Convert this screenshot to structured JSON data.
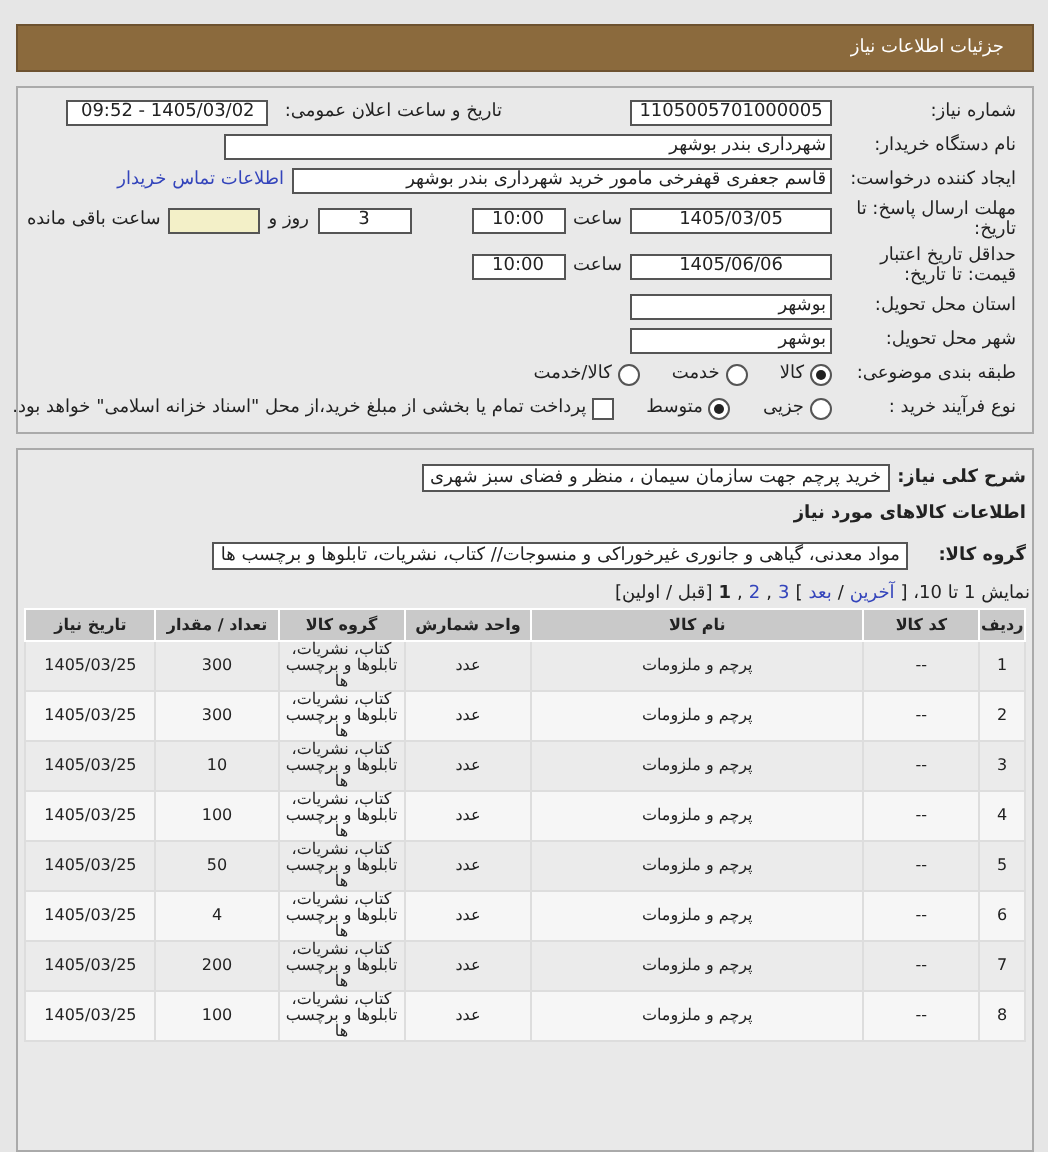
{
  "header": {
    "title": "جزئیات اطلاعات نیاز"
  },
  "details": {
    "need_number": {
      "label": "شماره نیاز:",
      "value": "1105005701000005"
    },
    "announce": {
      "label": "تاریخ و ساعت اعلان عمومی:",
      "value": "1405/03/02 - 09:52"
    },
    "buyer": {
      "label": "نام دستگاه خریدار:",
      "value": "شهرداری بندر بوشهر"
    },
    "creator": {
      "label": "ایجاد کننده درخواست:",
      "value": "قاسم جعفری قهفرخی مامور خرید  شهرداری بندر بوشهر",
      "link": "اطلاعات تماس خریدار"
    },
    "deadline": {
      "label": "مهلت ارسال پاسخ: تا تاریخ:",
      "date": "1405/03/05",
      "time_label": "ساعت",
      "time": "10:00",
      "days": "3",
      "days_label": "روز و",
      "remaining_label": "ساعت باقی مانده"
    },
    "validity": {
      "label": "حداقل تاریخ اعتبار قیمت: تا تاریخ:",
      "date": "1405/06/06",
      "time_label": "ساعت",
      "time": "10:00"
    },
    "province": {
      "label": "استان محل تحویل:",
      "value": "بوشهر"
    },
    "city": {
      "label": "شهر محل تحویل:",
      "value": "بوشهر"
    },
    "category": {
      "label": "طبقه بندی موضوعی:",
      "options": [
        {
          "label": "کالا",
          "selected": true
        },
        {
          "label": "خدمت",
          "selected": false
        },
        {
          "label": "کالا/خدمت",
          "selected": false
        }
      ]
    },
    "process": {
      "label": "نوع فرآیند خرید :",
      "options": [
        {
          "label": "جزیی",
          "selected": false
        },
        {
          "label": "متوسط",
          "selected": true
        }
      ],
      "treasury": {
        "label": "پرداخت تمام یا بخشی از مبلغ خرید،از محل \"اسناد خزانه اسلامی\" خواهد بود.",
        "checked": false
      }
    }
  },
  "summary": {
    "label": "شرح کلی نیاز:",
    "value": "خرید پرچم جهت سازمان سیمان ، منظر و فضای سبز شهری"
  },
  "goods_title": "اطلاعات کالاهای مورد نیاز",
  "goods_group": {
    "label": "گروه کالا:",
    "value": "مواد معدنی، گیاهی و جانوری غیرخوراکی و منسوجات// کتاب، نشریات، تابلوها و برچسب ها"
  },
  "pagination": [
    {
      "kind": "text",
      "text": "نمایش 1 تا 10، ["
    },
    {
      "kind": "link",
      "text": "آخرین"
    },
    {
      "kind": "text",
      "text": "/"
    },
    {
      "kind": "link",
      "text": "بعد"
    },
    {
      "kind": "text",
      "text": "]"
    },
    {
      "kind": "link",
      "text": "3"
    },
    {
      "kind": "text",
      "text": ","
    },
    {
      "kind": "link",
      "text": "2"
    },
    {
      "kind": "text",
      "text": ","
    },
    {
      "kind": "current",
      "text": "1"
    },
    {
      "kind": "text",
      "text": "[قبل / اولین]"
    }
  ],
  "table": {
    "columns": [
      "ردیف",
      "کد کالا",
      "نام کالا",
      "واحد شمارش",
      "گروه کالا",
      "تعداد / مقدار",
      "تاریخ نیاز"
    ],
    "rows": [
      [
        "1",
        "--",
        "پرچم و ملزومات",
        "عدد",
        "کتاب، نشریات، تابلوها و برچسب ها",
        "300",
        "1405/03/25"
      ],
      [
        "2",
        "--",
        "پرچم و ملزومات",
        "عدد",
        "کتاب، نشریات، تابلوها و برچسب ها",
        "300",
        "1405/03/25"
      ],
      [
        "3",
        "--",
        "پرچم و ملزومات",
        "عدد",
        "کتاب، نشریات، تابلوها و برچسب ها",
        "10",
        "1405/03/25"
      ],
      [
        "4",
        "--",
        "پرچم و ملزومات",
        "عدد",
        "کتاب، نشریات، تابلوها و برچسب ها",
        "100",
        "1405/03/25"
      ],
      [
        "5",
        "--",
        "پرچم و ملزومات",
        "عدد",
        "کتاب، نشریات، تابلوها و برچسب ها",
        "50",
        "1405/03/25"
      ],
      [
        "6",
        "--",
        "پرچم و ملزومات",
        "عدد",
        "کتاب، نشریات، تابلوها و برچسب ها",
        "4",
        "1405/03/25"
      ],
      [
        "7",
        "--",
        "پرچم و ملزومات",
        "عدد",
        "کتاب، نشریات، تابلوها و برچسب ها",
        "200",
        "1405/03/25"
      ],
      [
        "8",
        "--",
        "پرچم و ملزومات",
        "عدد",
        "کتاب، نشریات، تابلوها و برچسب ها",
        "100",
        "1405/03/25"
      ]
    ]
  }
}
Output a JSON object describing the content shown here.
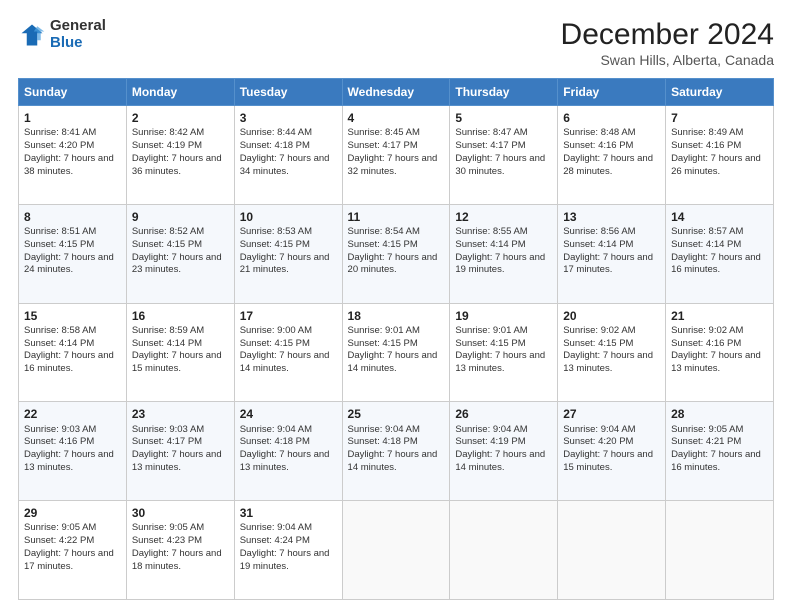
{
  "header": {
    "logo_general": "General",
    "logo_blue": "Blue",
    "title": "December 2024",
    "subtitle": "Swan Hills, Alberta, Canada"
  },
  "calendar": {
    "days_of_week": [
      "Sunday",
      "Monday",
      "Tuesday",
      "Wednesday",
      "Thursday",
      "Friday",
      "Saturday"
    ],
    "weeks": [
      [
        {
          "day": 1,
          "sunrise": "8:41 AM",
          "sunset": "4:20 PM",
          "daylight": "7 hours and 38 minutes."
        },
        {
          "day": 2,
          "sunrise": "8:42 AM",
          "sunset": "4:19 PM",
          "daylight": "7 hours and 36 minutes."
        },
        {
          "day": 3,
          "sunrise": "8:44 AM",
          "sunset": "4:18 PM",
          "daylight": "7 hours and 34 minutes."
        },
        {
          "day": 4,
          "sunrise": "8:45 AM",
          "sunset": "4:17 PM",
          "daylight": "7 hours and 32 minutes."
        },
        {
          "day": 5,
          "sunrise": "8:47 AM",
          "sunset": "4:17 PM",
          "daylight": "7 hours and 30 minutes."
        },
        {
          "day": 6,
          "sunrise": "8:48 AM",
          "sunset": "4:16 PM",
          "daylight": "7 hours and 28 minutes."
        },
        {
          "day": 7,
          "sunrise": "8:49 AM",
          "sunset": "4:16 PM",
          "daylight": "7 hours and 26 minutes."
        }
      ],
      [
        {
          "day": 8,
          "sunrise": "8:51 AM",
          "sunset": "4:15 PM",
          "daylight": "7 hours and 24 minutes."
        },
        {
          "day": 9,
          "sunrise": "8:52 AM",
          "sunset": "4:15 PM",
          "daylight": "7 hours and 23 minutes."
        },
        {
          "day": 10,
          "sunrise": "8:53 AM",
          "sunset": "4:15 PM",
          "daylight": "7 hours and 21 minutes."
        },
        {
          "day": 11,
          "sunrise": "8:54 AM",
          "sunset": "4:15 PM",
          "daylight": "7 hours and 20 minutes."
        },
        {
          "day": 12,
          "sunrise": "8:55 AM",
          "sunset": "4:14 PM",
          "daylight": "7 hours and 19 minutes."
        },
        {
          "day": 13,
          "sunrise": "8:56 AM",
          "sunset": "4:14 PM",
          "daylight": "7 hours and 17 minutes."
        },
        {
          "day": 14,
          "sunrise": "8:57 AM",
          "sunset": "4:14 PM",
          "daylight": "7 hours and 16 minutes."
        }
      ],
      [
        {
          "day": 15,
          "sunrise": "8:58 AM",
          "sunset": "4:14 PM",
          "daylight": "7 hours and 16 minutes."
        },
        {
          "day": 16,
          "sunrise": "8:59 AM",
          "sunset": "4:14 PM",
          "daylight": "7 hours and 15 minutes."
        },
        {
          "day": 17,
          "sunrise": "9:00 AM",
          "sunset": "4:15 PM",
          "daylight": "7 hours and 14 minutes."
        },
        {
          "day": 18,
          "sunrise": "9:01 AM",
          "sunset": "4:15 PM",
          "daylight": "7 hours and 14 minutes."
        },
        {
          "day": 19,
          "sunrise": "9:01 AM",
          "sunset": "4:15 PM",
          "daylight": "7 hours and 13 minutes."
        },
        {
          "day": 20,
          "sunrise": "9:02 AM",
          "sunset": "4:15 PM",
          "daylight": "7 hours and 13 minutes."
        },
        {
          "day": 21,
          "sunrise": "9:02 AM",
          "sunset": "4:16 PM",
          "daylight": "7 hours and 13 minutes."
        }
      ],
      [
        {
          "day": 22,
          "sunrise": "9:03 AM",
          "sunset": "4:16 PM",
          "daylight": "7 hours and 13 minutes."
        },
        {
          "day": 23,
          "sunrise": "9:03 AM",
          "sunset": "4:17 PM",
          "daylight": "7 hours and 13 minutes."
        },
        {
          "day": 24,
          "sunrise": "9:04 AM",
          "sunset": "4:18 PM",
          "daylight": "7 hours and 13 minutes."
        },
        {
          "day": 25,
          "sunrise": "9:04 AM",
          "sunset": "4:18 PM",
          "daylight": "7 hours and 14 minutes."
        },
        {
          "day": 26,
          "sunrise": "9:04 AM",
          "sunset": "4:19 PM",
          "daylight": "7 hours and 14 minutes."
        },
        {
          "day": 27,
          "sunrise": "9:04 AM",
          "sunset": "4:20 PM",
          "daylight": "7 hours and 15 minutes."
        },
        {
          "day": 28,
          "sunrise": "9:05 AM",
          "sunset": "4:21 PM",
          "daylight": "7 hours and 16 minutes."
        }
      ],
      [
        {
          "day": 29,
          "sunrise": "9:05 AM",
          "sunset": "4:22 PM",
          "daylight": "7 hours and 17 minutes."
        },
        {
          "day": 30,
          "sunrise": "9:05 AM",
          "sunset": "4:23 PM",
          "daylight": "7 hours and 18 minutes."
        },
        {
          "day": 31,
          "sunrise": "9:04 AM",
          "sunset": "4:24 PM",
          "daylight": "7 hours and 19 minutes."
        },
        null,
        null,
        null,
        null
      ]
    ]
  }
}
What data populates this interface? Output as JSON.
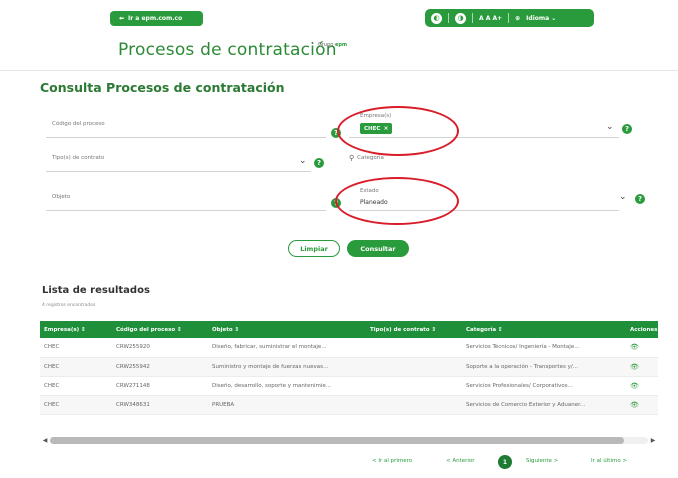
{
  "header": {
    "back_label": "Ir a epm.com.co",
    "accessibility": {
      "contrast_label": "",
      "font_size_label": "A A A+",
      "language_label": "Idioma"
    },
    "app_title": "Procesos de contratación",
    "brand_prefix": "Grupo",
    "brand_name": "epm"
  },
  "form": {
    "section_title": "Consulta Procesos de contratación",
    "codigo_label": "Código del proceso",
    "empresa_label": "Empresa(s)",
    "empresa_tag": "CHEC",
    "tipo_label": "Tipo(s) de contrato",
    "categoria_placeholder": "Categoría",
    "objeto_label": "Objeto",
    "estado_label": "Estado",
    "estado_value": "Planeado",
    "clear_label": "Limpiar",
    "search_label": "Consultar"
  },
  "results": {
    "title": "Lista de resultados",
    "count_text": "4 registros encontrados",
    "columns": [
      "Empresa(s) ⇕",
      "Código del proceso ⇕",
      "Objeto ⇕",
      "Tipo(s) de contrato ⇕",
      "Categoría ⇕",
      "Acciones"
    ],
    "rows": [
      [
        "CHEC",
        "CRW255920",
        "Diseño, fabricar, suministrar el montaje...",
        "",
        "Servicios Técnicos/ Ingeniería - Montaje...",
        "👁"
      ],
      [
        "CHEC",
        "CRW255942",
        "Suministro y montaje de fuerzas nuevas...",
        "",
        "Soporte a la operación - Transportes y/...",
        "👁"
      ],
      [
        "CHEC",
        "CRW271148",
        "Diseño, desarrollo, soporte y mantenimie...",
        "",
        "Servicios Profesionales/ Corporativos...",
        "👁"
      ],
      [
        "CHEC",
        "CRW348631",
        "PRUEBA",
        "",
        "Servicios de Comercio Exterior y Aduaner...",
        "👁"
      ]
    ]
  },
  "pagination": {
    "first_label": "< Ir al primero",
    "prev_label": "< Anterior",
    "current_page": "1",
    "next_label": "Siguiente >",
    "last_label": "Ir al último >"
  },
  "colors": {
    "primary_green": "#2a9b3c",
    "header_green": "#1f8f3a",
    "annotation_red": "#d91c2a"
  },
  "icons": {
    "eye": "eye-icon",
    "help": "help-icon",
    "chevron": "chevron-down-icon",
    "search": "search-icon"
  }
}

(Task description):
Find all lines where the word "خریدار" appears. Copy them.

(Correct response):
      "label": "نام دستگاه خریدار:",
      "link": "اطلاعات تماس خریدار"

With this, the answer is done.